## Challenge:
Extract all records. Keep each one exact.

## Task inputs:

--- Start ---

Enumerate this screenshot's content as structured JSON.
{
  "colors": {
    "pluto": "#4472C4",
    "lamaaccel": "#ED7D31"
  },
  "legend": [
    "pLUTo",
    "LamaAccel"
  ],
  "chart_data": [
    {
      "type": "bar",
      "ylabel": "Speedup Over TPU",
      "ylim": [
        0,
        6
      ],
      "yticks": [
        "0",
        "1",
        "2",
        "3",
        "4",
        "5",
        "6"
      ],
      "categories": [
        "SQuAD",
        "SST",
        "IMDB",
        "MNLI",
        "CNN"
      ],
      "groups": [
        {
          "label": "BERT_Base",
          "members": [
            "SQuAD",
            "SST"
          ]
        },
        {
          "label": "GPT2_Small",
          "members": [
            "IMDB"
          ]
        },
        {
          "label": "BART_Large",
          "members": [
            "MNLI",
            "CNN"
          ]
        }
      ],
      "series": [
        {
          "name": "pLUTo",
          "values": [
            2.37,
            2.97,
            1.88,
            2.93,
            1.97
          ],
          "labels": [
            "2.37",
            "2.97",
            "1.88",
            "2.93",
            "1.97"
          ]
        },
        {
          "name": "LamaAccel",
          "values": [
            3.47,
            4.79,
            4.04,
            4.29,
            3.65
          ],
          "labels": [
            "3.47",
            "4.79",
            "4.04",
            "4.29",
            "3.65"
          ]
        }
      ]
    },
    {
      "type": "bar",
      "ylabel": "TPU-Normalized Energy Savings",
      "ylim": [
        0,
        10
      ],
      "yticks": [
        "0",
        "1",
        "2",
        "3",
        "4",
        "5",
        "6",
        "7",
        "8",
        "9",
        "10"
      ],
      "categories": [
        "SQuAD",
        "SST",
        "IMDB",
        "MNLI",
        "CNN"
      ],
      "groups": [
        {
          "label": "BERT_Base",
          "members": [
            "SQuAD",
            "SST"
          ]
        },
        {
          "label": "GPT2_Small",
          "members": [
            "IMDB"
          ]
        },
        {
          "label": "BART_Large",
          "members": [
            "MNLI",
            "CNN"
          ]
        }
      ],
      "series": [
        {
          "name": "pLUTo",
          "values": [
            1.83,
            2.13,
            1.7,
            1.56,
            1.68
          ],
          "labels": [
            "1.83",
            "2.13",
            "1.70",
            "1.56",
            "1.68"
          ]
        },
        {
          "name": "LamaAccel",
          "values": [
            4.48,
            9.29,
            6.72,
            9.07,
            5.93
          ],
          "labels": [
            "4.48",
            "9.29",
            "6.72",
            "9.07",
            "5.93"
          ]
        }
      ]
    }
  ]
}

--- End ---

## Result:
Enumerate this screenshot's content as structured JSON.
{
  "colors": {
    "pluto": "#4472C4",
    "lamaaccel": "#ED7D31"
  },
  "legend": [
    "pLUTo",
    "LamaAccel"
  ],
  "chart_data": [
    {
      "type": "bar",
      "ylabel": "Speedup Over TPU",
      "ylim": [
        0,
        6
      ],
      "yticks": [
        "0",
        "1",
        "2",
        "3",
        "4",
        "5",
        "6"
      ],
      "categories": [
        "SQuAD",
        "SST",
        "IMDB",
        "MNLI",
        "CNN"
      ],
      "groups": [
        {
          "label": "BERT_Base",
          "members": [
            "SQuAD",
            "SST"
          ]
        },
        {
          "label": "GPT2_Small",
          "members": [
            "IMDB"
          ]
        },
        {
          "label": "BART_Large",
          "members": [
            "MNLI",
            "CNN"
          ]
        }
      ],
      "series": [
        {
          "name": "pLUTo",
          "values": [
            2.37,
            2.97,
            1.88,
            2.93,
            1.97
          ],
          "labels": [
            "2.37",
            "2.97",
            "1.88",
            "2.93",
            "1.97"
          ]
        },
        {
          "name": "LamaAccel",
          "values": [
            3.47,
            4.79,
            4.04,
            4.29,
            3.65
          ],
          "labels": [
            "3.47",
            "4.79",
            "4.04",
            "4.29",
            "3.65"
          ]
        }
      ]
    },
    {
      "type": "bar",
      "ylabel": "TPU-Normalized Energy Savings",
      "ylim": [
        0,
        10
      ],
      "yticks": [
        "0",
        "1",
        "2",
        "3",
        "4",
        "5",
        "6",
        "7",
        "8",
        "9",
        "10"
      ],
      "categories": [
        "SQuAD",
        "SST",
        "IMDB",
        "MNLI",
        "CNN"
      ],
      "groups": [
        {
          "label": "BERT_Base",
          "members": [
            "SQuAD",
            "SST"
          ]
        },
        {
          "label": "GPT2_Small",
          "members": [
            "IMDB"
          ]
        },
        {
          "label": "BART_Large",
          "members": [
            "MNLI",
            "CNN"
          ]
        }
      ],
      "series": [
        {
          "name": "pLUTo",
          "values": [
            1.83,
            2.13,
            1.7,
            1.56,
            1.68
          ],
          "labels": [
            "1.83",
            "2.13",
            "1.70",
            "1.56",
            "1.68"
          ]
        },
        {
          "name": "LamaAccel",
          "values": [
            4.48,
            9.29,
            6.72,
            9.07,
            5.93
          ],
          "labels": [
            "4.48",
            "9.29",
            "6.72",
            "9.07",
            "5.93"
          ]
        }
      ]
    }
  ]
}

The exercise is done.